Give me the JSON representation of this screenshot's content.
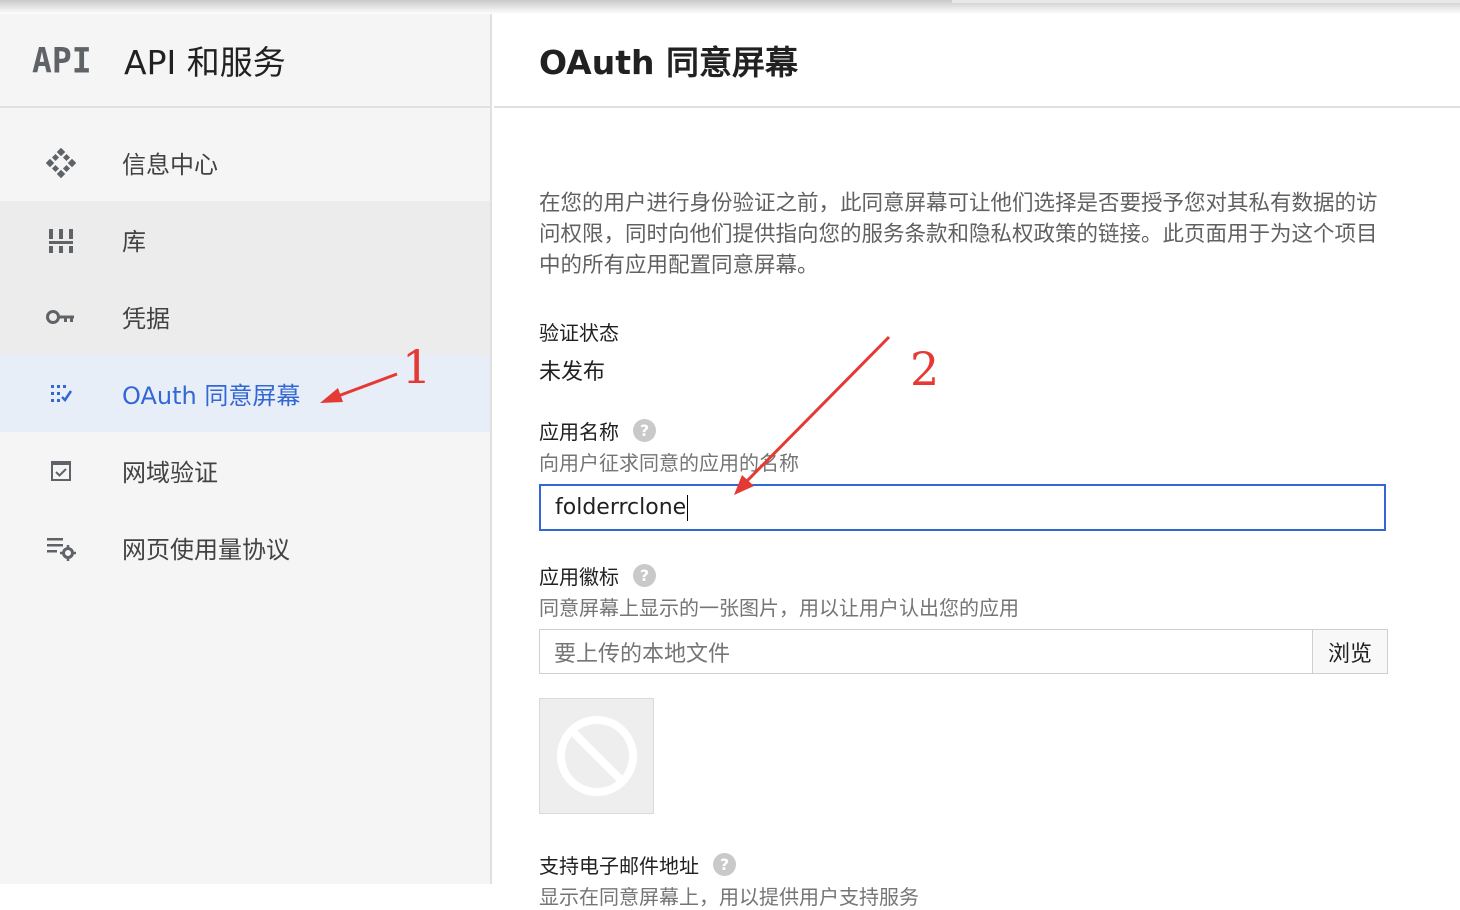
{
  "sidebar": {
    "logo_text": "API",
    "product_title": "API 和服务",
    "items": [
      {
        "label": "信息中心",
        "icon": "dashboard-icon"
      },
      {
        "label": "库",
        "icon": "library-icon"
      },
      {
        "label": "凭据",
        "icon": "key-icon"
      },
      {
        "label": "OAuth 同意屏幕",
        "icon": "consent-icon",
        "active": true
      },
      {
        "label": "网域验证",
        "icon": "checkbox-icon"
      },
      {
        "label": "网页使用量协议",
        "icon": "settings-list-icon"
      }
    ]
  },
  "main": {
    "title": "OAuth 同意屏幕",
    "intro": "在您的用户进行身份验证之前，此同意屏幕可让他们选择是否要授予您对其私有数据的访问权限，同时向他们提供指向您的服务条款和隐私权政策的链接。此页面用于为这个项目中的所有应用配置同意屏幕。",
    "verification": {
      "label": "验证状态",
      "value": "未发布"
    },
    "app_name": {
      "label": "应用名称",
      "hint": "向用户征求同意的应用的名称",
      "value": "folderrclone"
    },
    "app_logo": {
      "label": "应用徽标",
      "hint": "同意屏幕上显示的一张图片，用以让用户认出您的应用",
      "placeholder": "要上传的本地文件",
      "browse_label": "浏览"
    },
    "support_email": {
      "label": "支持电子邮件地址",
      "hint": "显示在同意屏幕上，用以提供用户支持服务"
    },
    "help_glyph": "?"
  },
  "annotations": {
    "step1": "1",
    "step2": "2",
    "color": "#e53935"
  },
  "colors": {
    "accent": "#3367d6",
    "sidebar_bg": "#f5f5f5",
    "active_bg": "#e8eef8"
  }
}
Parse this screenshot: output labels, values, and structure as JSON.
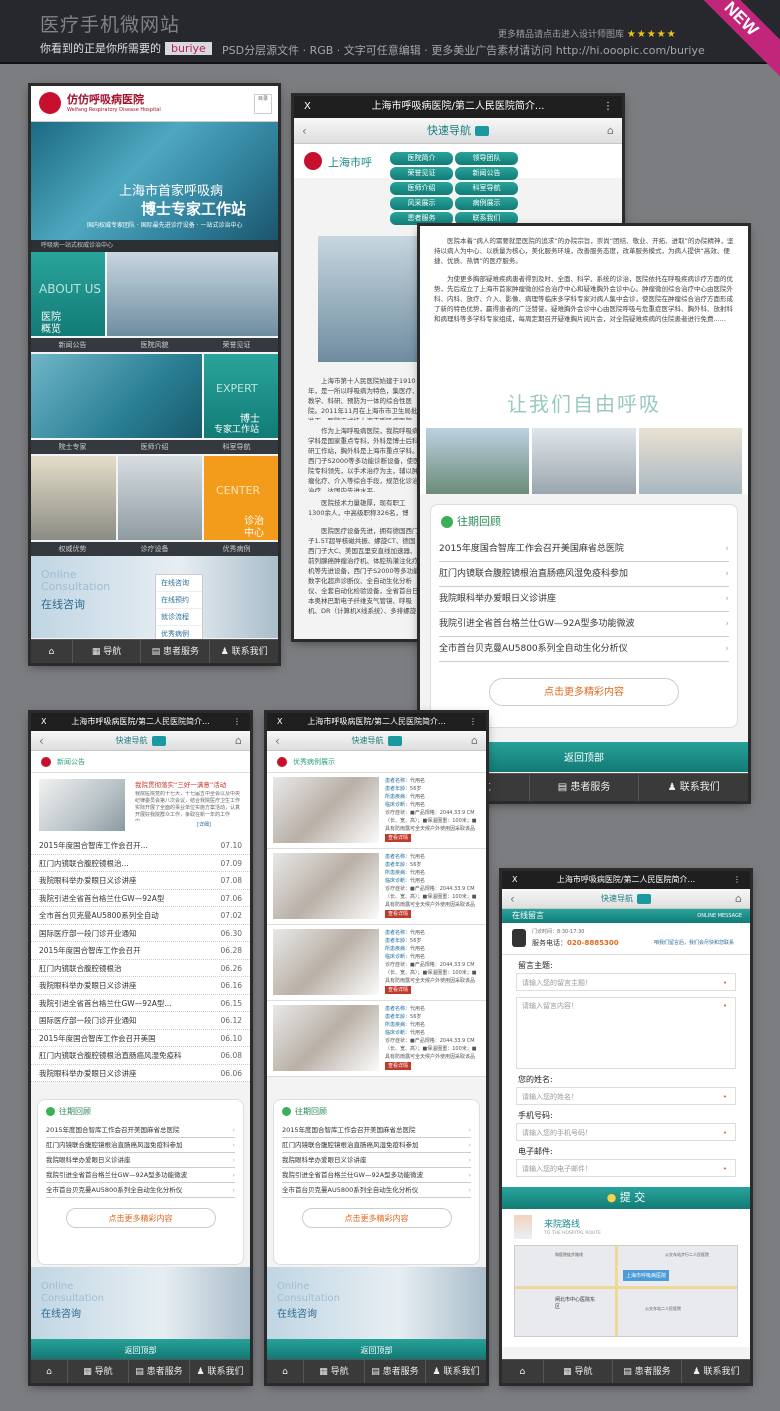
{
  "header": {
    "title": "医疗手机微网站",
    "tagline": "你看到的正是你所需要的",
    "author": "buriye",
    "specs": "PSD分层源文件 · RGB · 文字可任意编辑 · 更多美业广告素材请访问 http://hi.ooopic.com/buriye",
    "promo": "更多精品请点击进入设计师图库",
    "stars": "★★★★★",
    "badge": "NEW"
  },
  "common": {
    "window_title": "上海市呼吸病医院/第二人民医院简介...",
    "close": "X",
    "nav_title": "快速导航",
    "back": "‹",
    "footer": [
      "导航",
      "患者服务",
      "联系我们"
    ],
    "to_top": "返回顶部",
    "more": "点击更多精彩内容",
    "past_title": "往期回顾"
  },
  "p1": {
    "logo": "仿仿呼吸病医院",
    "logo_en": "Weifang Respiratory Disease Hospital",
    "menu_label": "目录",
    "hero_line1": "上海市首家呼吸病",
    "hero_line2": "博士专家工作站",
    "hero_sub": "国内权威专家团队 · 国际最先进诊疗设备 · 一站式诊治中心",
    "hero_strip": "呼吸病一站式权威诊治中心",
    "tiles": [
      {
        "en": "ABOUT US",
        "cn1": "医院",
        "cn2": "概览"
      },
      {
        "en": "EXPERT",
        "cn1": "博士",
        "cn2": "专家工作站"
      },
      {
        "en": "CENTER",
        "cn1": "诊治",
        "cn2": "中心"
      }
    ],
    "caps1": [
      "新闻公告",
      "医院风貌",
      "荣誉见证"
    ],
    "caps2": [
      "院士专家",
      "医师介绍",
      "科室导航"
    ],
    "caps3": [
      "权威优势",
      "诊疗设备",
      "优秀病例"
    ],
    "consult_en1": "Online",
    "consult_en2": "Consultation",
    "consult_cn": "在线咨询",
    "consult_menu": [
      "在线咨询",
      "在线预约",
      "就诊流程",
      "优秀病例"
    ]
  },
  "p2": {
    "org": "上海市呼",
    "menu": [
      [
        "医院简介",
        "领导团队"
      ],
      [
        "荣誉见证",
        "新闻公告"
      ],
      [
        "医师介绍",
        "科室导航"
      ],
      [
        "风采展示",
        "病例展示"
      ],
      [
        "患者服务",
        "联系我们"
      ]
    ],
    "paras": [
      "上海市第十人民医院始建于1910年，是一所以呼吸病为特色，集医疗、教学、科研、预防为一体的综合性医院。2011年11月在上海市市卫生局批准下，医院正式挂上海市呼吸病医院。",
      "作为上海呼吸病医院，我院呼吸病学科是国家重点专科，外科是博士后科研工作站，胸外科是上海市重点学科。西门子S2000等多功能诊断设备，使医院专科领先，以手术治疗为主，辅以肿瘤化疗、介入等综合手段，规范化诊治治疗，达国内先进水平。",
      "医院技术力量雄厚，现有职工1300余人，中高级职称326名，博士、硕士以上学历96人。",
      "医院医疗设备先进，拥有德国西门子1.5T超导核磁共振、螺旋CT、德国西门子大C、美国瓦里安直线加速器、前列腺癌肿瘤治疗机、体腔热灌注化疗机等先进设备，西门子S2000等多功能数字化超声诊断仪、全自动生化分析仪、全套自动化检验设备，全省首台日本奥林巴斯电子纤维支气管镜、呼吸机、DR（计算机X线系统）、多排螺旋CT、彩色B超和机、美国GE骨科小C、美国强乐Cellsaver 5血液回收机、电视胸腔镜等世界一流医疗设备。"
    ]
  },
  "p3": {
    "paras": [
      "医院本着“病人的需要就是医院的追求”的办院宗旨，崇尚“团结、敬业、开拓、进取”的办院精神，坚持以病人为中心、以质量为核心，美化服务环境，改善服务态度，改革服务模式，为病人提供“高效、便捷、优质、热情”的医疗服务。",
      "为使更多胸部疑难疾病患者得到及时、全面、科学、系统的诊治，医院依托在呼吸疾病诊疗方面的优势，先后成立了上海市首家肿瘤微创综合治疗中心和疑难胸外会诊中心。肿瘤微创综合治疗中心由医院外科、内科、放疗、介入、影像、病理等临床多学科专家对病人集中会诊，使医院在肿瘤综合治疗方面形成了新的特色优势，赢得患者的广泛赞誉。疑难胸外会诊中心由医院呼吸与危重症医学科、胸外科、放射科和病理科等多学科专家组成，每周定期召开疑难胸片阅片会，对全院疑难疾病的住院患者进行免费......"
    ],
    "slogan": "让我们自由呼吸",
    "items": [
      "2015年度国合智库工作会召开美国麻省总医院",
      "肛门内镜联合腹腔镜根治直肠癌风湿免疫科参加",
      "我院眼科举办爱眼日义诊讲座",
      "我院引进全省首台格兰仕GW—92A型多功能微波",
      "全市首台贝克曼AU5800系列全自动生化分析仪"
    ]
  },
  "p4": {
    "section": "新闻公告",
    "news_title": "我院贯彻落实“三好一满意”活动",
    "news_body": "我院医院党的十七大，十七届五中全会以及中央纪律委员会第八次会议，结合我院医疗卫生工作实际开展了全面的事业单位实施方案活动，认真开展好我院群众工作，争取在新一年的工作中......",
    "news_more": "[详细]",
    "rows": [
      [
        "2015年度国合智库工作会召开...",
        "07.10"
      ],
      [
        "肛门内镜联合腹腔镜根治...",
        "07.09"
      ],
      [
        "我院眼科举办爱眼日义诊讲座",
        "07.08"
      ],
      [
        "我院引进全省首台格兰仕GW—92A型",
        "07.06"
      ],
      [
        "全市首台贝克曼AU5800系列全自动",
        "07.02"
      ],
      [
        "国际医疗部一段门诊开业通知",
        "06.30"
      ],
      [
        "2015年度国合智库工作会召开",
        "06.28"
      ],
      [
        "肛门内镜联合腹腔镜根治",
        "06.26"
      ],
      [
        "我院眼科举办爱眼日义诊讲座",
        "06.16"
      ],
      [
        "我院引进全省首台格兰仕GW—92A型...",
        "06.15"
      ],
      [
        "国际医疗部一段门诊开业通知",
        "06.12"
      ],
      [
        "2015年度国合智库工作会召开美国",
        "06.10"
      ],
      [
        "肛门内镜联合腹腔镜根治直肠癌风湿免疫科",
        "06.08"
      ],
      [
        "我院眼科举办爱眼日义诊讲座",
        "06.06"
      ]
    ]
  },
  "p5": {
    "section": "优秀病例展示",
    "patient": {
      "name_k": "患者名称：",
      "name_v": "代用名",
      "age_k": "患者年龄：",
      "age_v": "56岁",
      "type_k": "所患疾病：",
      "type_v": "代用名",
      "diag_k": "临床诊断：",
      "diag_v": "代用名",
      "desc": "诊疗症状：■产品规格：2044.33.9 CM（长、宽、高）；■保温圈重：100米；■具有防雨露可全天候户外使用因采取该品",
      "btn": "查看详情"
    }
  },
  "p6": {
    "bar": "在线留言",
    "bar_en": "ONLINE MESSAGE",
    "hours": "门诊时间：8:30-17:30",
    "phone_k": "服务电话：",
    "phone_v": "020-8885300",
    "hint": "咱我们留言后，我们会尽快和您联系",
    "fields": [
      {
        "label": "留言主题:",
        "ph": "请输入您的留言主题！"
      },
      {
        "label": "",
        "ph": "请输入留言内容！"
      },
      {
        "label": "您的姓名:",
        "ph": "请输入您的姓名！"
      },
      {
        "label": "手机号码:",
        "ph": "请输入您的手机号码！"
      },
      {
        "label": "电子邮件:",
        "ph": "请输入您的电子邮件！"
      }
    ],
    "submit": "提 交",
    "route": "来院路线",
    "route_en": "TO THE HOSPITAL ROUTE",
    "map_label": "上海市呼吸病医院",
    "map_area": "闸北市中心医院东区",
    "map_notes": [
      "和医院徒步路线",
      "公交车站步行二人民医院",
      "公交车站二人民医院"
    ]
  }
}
:::
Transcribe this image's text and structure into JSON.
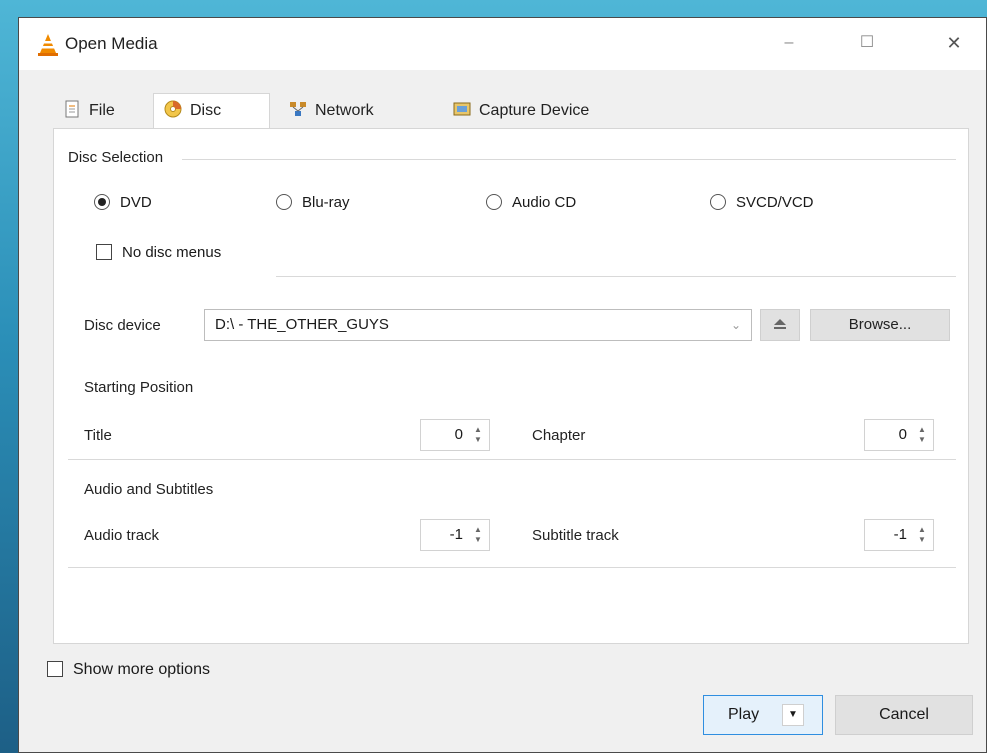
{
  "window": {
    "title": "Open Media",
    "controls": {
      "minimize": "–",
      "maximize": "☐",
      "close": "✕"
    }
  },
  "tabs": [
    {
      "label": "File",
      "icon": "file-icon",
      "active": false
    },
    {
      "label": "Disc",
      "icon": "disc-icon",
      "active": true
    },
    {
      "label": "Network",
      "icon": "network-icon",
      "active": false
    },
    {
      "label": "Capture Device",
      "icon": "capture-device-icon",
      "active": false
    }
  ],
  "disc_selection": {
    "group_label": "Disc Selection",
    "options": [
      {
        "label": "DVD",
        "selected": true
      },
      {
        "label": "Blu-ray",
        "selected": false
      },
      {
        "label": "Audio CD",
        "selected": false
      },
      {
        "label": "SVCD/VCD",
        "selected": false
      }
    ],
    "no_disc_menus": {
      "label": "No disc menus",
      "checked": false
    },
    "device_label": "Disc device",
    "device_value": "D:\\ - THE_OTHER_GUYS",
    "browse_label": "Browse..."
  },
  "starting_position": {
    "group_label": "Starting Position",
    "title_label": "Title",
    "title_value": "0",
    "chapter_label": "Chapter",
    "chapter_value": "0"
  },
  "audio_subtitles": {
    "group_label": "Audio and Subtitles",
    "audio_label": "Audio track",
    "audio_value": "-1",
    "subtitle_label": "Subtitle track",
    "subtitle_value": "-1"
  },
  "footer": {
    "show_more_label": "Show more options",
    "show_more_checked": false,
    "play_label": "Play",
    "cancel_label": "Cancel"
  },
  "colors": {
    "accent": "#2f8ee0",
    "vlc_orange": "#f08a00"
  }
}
:::
__Task goal__
Copy out every line with the word "this".

__Response to the task__
Give me the JSON representation of this screenshot's content.
Parse this screenshot: output labels, values, and structure as JSON.
Transcribe this image's text and structure into JSON.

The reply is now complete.